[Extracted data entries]
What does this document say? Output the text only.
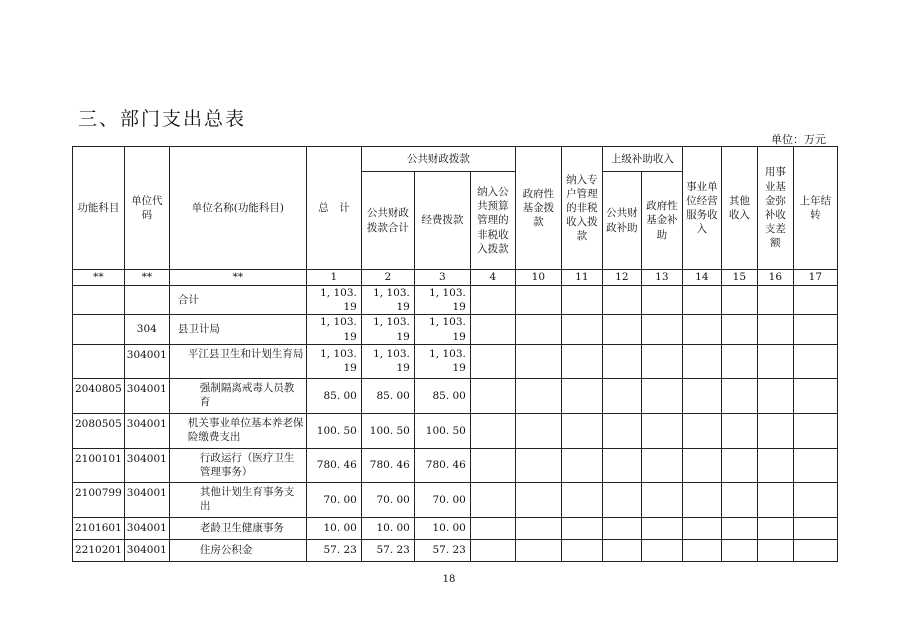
三、部门支出总表
单位：万元
功能科目	单位代码	单位名称(功能科目)	总　计	公共财政拨款			政府性基金拨款	纳入专户管理的非税收入拨款	上级补助收入		事业单位经营服务收入	其他收入	用事业基金弥补收支差额	上年结转
				公共财政拨款合计	经费拨款	纳入公共预算管理的非税收入拨款			公共财政补助	政府性基金补助				

**	**	**	1	2	3	4	10	11	12	13	14	15	16	17
		合计	1, 103. 19	1, 103. 19	1, 103. 19									
	304	县卫计局	1, 103. 19	1, 103. 19	1, 103. 19									
	304001	平江县卫生和计划生育局	1, 103. 19	1, 103. 19	1, 103. 19									
2040805	304001	强制隔离戒毒人员教育	85. 00	85. 00	85. 00									
2080505	304001	机关事业单位基本养老保险缴费支出	100. 50	100. 50	100. 50									
2100101	304001	行政运行（医疗卫生管理事务）	780. 46	780. 46	780. 46									
2100799	304001	其他计划生育事务支出	70. 00	70. 00	70. 00									
2101601	304001	老龄卫生健康事务	10. 00	10. 00	10. 00									
2210201	304001	住房公积金	57. 23	57. 23	57. 23									
18
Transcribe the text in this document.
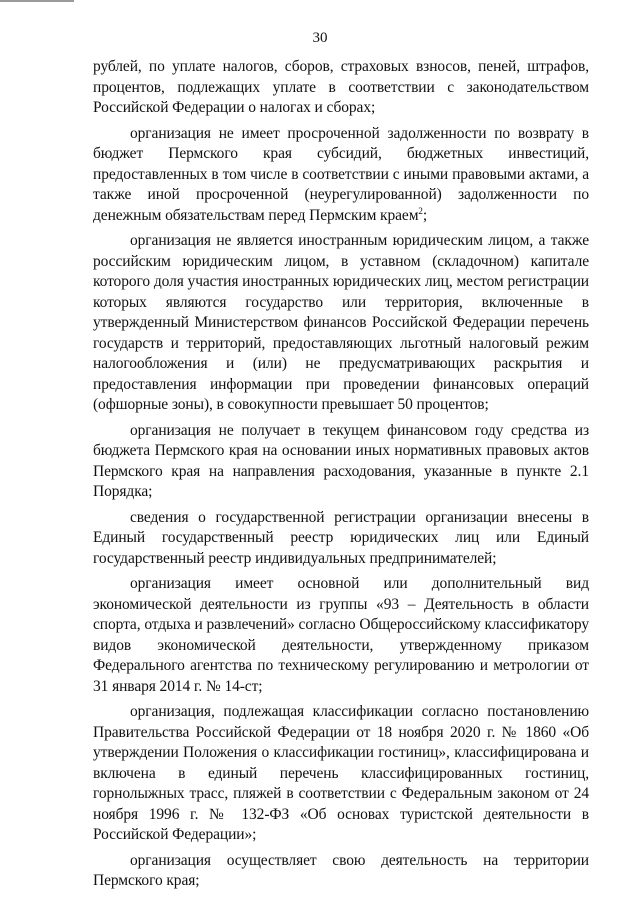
30

рублей, по уплате налогов, сборов, страховых взносов, пеней, штрафов, процентов, подлежащих уплате в соответствии с законодательством Российской Федерации о налогах и сборах;

организация не имеет просроченной задолженности по возврату в бюджет Пермского края субсидий, бюджетных инвестиций, предоставленных в том числе в соответствии с иными правовыми актами, а также иной просроченной (неурегулированной) задолженности по денежным обязательствам перед Пермским краем$^2$;

организация не является иностранным юридическим лицом, а также российским юридическим лицом, в уставном (складочном) капитале которого доля участия иностранных юридических лиц, местом регистрации которых являются государство или территория, включенные в утвержденный Министерством финансов Российской Федерации перечень государств и территорий, предоставляющих льготный налоговый режим налогообложения и (или) не предусматривающих раскрытия и предоставления информации при проведении финансовых операций (офшорные зоны), в совокупности превышает 50 процентов;

организация не получает в текущем финансовом году средства из бюджета Пермского края на основании иных нормативных правовых актов Пермского края на направления расходования, указанные в пункте 2.1 Порядка;

сведения о государственной регистрации организации внесены в Единый государственный реестр юридических лиц или Единый государственный реестр индивидуальных предпринимателей;

организация имеет основной или дополнительный вид экономической деятельности из группы «93 – Деятельность в области спорта, отдыха и развлечений» согласно Общероссийскому классификатору видов экономической деятельности, утвержденному приказом Федерального агентства по техническому регулированию и метрологии от 31 января 2014 г. № 14-ст;

организация, подлежащая классификации согласно постановлению Правительства Российской Федерации от 18 ноября 2020 г. № 1860 «Об утверждении Положения о классификации гостиниц», классифицирована и включена в единый перечень классифицированных гостиниц, горнолыжных трасс, пляжей в соответствии с Федеральным законом от 24 ноября 1996 г. № 132-ФЗ «Об основах туристской деятельности в Российской Федерации»;

организация осуществляет свою деятельность на территории Пермского края;
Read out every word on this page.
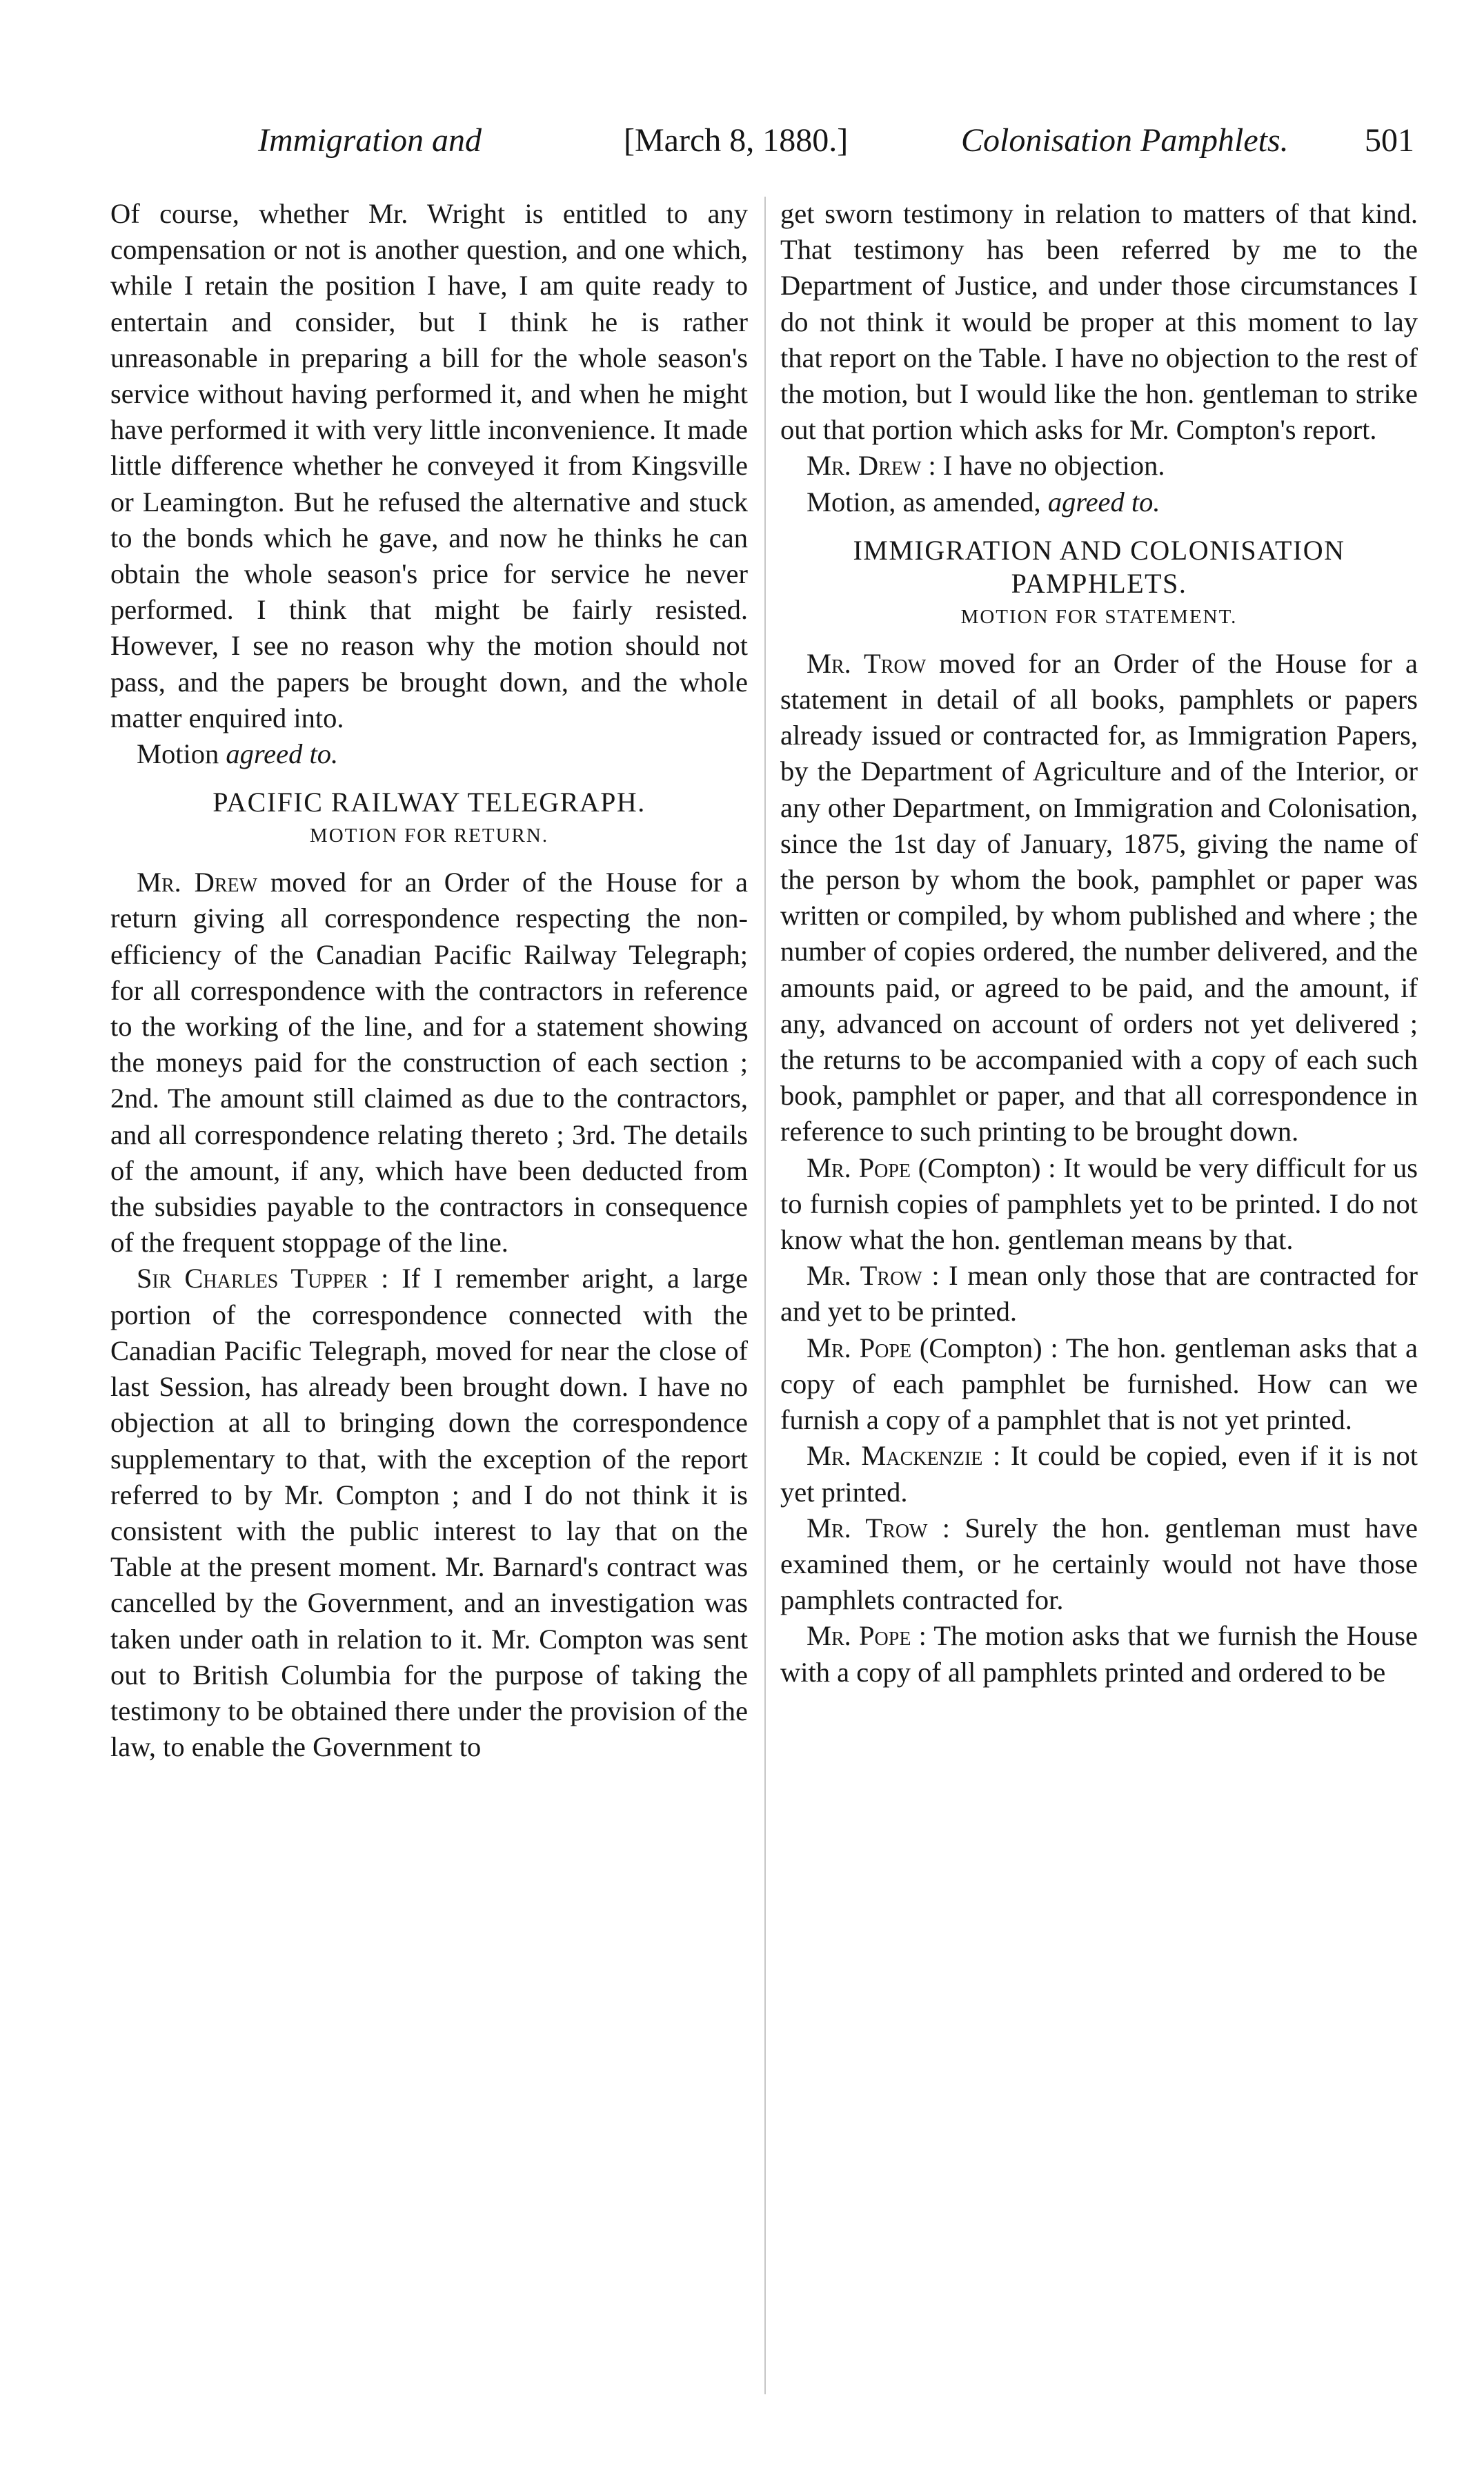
Immigration and	[March 8, 1880.]	Colonisation Pamphlets. 501

Of course, whether Mr. Wright is entitled to any compensation or not is another question, and one which, while I retain the position I have, I am quite ready to entertain and consider, but I think he is rather unreasonable in preparing a bill for the whole season's service without having performed it, and when he might have performed it with very little inconvenience. It made little difference whether he conveyed it from Kingsville or Leamington. But he refused the alternative and stuck to the bonds which he gave, and now he thinks he can obtain the whole season's price for service he never performed. I think that might be fairly resisted. However, I see no reason why the motion should not pass, and the papers be brought down, and the whole matter enquired into.

Motion agreed to.

PACIFIC RAILWAY TELEGRAPH.
MOTION FOR RETURN.

Mr. Drew moved for an Order of the House for a return giving all correspondence respecting the non-efficiency of the Canadian Pacific Railway Telegraph; for all correspondence with the contractors in reference to the working of the line, and for a statement showing the moneys paid for the construction of each section ; 2nd. The amount still claimed as due to the contractors, and all correspondence relating thereto ; 3rd. The details of the amount, if any, which have been deducted from the subsidies payable to the contractors in consequence of the frequent stoppage of the line.

Sir Charles Tupper : If I remember aright, a large portion of the correspondence connected with the Canadian Pacific Telegraph, moved for near the close of last Session, has already been brought down. I have no objection at all to bringing down the correspondence supplementary to that, with the exception of the report referred to by Mr. Compton ; and I do not think it is consistent with the public interest to lay that on the Table at the present moment. Mr. Barnard's contract was cancelled by the Government, and an investigation was taken under oath in relation to it. Mr. Compton was sent out to British Columbia for the purpose of taking the testimony to be obtained there under the provision of the law, to enable the Government to

get sworn testimony in relation to matters of that kind. That testimony has been referred by me to the Department of Justice, and under those circumstances I do not think it would be proper at this moment to lay that report on the Table. I have no objection to the rest of the motion, but I would like the hon. gentleman to strike out that portion which asks for Mr. Compton's report.

Mr. Drew : I have no objection.

Motion, as amended, agreed to.

IMMIGRATION AND COLONISATION PAMPHLETS.
MOTION FOR STATEMENT.

Mr. Trow moved for an Order of the House for a statement in detail of all books, pamphlets or papers already issued or contracted for, as Immigration Papers, by the Department of Agriculture and of the Interior, or any other Department, on Immigration and Colonisation, since the 1st day of January, 1875, giving the name of the person by whom the book, pamphlet or paper was written or compiled, by whom published and where ; the number of copies ordered, the number delivered, and the amounts paid, or agreed to be paid, and the amount, if any, advanced on account of orders not yet delivered ; the returns to be accompanied with a copy of each such book, pamphlet or paper, and that all correspondence in reference to such printing to be brought down.

Mr. Pope (Compton) : It would be very difficult for us to furnish copies of pamphlets yet to be printed. I do not know what the hon. gentleman means by that.

Mr. Trow : I mean only those that are contracted for and yet to be printed.

Mr. Pope (Compton) : The hon. gentleman asks that a copy of each pamphlet be furnished. How can we furnish a copy of a pamphlet that is not yet printed.

Mr. Mackenzie : It could be copied, even if it is not yet printed.

Mr. Trow : Surely the hon. gentleman must have examined them, or he certainly would not have those pamphlets contracted for.

Mr. Pope : The motion asks that we furnish the House with a copy of all pamphlets printed and ordered to be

* WHAT YOU SHOULD DO: Reproduce every line of the listing above in which the string "contracted" appears.

* EXERCISE SOLUTION:
Mr. Trow moved for an Order of the House for a statement in detail of all books, pamphlets or papers already issued or contracted for, as Immigration Papers, by the Department of Agriculture and of the Interior, or any other Department, on Immigration and Colonisation, since the 1st day of January, 1875, giving the name of the person by whom the book, pamphlet or paper was written or compiled, by whom published and where ; the number of copies ordered, the number delivered, and the amounts paid, or agreed to be paid, and the amount, if any, advanced on account of orders not yet delivered ; the returns to be accompanied with a copy of each such book, pamphlet or paper, and that all correspondence in reference to such printing to be brought down.
Mr. Trow : I mean only those that are contracted for and yet to be printed.
Mr. Trow : Surely the hon. gentleman must have examined them, or he certainly would not have those pamphlets contracted for.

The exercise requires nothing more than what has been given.